— EXERCISE DIRECTIONS —
Below you will find a set of lines. Repeat them all exactly.

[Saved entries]
— START —

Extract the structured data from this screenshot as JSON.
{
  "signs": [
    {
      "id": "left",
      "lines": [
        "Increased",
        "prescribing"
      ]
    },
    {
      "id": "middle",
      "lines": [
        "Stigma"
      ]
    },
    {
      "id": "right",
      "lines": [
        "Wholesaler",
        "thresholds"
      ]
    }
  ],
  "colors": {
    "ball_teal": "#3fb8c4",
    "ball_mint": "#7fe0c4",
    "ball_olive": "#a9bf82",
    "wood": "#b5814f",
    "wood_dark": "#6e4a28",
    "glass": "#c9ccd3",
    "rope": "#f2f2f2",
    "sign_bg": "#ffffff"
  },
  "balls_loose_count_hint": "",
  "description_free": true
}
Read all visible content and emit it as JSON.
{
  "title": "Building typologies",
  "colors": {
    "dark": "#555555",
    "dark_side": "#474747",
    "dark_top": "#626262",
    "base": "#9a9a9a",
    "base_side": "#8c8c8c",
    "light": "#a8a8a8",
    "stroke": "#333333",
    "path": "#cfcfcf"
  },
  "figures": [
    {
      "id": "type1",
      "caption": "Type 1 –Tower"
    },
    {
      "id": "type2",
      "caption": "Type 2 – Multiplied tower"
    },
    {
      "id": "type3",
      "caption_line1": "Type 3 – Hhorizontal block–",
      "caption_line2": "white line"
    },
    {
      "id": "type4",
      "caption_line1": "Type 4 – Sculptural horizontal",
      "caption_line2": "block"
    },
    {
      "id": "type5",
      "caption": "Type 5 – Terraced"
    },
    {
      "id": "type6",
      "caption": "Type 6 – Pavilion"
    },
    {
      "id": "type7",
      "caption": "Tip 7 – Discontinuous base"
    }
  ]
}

— END —

— THE REPLY —
Extract the structured data from this screenshot as JSON.
{
  "signs": [
    {
      "id": "left",
      "lines": [
        "Increased",
        "prescribing"
      ]
    },
    {
      "id": "middle",
      "lines": [
        "Stigma"
      ]
    },
    {
      "id": "right",
      "lines": [
        "Wholesaler",
        "thresholds"
      ]
    }
  ],
  "colors": {
    "ball_teal": "#3fb8c4",
    "ball_mint": "#7fe0c4",
    "ball_olive": "#a9bf82",
    "wood": "#b5814f",
    "wood_dark": "#6e4a28",
    "glass": "#c9ccd3",
    "rope": "#f2f2f2",
    "sign_bg": "#ffffff"
  },
  "balls_loose_count_hint": "",
  "description_free": true
}
Read all visible content and emit it as JSON.
{
  "title": "Building typologies",
  "colors": {
    "dark": "#555555",
    "dark_side": "#474747",
    "dark_top": "#626262",
    "base": "#9a9a9a",
    "base_side": "#8c8c8c",
    "light": "#a8a8a8",
    "stroke": "#333333",
    "path": "#cfcfcf"
  },
  "figures": [
    {
      "id": "type1",
      "caption": "Type 1 –Tower"
    },
    {
      "id": "type2",
      "caption": "Type 2 – Multiplied tower"
    },
    {
      "id": "type3",
      "caption_line1": "Type 3 – Hhorizontal block–",
      "caption_line2": "white line"
    },
    {
      "id": "type4",
      "caption_line1": "Type 4 – Sculptural horizontal",
      "caption_line2": "block"
    },
    {
      "id": "type5",
      "caption": "Type 5 – Terraced"
    },
    {
      "id": "type6",
      "caption": "Type 6 – Pavilion"
    },
    {
      "id": "type7",
      "caption": "Tip 7 – Discontinuous base"
    }
  ]
}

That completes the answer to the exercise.